▶ _Task data_:
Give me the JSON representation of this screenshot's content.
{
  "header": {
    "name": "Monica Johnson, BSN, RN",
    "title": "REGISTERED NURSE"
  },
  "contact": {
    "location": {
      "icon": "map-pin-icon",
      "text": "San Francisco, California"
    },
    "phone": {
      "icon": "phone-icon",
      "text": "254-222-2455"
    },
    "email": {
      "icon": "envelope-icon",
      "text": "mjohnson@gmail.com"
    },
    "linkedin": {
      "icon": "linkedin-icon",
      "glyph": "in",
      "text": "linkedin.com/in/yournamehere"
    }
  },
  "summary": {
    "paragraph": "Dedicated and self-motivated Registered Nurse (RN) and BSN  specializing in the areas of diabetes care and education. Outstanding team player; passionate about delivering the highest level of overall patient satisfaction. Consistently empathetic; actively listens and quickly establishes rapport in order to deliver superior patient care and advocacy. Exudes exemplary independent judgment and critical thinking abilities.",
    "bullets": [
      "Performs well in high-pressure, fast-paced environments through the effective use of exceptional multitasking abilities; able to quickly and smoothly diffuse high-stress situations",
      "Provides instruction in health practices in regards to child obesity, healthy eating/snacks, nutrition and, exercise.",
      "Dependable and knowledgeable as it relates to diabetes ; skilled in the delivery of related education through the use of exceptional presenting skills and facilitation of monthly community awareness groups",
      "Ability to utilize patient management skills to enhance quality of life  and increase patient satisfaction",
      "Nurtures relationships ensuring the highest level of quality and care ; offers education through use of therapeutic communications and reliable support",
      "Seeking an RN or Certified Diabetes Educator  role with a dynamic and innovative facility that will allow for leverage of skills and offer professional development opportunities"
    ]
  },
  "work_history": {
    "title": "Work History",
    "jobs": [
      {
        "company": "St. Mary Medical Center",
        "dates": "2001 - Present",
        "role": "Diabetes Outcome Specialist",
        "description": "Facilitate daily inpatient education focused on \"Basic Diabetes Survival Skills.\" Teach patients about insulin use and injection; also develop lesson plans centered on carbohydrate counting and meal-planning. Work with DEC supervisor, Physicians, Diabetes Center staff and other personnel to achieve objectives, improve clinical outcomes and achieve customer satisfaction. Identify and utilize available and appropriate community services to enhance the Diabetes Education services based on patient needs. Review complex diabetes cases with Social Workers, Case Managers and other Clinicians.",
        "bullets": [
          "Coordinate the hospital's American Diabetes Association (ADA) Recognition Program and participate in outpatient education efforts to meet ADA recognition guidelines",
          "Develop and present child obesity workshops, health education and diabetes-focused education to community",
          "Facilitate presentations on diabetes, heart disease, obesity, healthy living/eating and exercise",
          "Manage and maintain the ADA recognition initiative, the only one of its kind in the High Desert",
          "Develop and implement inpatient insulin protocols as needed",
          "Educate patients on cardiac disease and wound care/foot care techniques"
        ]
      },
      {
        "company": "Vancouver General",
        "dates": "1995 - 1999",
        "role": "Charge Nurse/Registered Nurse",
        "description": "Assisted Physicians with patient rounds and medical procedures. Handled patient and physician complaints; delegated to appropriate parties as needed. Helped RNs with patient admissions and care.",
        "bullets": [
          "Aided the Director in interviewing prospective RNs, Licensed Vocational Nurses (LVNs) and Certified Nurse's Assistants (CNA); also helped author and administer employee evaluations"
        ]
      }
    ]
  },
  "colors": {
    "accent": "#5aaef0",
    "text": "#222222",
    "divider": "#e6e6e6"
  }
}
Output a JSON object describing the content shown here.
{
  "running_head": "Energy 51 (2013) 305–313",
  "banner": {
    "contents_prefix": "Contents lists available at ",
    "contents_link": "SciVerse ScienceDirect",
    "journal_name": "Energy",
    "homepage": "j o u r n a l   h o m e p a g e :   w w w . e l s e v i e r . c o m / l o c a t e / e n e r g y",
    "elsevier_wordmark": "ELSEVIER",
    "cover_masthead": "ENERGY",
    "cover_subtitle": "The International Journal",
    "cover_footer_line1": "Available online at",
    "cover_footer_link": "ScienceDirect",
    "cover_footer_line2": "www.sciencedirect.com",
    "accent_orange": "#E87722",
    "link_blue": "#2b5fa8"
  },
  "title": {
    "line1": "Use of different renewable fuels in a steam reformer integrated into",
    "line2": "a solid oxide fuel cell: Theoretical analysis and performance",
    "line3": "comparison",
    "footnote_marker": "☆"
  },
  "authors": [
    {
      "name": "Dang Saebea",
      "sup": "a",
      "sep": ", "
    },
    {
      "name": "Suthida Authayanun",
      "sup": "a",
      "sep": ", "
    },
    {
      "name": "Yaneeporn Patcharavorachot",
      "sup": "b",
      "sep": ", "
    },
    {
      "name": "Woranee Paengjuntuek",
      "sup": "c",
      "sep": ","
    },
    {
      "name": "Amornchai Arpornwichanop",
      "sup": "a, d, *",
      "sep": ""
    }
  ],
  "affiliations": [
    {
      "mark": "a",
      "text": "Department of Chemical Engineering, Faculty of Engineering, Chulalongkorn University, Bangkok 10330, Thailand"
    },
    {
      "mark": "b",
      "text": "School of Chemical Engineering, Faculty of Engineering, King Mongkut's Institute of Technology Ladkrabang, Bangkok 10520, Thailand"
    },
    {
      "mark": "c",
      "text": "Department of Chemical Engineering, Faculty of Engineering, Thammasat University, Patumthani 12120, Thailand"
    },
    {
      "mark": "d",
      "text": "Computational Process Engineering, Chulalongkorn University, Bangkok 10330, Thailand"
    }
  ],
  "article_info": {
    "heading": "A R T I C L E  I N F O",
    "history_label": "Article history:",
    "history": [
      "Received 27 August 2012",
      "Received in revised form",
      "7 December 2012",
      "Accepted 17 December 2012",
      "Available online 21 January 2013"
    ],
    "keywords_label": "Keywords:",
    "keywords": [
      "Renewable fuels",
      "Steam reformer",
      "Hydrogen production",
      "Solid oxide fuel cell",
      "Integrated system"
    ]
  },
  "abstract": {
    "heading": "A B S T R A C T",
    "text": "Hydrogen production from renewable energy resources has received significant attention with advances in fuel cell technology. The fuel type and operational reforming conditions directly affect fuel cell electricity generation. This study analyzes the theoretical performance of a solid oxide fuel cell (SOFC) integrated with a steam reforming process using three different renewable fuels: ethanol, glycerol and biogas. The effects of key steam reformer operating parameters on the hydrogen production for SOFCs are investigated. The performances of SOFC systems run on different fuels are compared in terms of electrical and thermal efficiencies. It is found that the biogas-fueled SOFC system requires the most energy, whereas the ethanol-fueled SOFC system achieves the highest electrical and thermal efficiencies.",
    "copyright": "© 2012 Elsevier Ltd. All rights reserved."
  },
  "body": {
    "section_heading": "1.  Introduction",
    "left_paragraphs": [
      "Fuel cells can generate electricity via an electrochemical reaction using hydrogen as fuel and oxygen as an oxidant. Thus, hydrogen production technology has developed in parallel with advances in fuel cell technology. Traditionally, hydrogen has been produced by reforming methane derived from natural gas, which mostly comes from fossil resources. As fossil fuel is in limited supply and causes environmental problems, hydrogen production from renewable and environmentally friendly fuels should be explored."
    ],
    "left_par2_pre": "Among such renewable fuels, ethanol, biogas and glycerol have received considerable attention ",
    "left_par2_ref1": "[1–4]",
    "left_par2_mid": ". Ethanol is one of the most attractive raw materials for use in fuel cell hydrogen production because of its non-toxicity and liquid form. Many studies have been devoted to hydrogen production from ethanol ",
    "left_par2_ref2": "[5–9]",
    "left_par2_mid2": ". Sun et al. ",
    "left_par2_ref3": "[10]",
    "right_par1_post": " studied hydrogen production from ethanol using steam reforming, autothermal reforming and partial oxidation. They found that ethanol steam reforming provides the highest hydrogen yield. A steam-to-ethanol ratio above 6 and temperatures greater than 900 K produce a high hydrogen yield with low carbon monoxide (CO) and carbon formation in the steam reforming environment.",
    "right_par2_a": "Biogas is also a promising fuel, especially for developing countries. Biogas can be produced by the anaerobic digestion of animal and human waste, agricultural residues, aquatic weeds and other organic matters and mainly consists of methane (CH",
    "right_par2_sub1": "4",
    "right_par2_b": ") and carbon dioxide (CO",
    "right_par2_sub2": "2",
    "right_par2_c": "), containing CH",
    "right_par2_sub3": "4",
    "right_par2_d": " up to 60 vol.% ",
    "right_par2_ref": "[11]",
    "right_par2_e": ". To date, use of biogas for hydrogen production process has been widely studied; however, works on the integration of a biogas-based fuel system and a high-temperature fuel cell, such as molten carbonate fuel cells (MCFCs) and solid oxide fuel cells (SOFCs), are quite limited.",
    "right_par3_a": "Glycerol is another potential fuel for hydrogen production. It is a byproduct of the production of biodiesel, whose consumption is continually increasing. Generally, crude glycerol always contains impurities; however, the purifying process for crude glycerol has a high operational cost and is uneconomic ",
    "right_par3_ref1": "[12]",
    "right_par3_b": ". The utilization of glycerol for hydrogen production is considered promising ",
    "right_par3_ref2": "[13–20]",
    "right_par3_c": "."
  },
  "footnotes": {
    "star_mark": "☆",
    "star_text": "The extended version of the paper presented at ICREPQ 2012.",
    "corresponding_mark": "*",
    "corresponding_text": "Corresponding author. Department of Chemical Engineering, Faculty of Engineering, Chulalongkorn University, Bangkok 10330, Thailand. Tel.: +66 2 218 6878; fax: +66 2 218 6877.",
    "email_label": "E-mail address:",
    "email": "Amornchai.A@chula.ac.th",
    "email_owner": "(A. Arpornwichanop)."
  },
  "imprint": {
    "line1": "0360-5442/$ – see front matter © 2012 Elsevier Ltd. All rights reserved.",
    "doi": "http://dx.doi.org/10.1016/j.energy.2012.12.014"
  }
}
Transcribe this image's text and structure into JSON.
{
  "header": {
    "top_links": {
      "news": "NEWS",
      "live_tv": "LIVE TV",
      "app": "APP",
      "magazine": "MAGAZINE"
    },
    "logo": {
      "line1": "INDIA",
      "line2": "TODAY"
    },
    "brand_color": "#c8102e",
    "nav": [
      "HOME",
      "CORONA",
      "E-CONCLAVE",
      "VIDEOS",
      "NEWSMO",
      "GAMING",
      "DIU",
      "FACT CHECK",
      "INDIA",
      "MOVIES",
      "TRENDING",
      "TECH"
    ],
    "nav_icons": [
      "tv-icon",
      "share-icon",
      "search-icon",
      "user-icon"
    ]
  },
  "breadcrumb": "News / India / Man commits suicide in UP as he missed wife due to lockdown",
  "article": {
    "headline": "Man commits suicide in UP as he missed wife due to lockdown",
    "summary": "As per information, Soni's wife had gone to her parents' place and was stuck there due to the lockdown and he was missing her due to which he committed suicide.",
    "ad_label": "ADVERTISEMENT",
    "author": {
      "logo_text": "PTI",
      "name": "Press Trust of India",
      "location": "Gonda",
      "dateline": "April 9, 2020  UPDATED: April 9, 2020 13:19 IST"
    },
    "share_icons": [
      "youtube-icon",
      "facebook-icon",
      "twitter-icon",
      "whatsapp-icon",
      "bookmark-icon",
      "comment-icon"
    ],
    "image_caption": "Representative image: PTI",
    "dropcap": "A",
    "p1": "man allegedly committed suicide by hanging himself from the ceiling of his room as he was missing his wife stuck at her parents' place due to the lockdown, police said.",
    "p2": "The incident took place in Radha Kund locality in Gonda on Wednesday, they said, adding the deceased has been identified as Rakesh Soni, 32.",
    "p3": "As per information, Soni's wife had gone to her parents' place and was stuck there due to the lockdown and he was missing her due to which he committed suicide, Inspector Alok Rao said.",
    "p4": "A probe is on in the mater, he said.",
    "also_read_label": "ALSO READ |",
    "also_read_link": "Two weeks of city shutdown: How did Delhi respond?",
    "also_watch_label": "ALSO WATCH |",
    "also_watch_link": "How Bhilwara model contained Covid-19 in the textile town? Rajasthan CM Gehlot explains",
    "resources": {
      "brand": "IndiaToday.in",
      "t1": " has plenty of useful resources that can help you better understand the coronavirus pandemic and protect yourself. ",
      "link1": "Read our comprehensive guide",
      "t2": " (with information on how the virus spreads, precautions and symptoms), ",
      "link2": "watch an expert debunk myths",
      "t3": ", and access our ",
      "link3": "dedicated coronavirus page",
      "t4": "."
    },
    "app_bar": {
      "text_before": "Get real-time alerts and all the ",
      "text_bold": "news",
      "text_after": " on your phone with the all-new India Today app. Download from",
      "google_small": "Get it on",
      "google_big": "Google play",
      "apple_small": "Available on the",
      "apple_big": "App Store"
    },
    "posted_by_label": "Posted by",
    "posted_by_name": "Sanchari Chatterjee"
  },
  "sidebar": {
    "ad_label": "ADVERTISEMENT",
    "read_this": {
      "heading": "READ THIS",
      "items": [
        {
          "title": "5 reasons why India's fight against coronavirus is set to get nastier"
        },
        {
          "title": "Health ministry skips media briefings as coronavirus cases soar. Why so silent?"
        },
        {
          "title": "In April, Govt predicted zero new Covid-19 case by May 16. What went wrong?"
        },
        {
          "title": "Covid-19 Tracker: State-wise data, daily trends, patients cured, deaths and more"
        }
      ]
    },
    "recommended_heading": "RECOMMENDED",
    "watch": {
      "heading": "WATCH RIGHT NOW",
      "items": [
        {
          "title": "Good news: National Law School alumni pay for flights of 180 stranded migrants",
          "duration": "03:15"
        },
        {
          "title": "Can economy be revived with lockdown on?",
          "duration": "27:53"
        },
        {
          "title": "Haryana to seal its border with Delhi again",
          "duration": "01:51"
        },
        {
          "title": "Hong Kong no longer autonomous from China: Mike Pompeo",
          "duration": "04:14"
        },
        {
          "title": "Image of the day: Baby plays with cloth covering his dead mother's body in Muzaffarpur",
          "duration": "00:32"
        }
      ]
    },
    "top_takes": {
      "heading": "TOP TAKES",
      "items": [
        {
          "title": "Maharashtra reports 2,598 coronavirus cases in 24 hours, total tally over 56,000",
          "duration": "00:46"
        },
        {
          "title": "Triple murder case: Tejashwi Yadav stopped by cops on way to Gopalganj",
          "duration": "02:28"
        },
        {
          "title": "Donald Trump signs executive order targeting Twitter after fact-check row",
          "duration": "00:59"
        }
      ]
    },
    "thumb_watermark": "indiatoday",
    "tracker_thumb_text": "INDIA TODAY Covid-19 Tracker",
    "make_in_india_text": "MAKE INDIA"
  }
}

▶ _Exercise objective_: Each line of the listing above that includes the word "rights" is to be counted, and only the total reported.

▶ _Answer section_: 2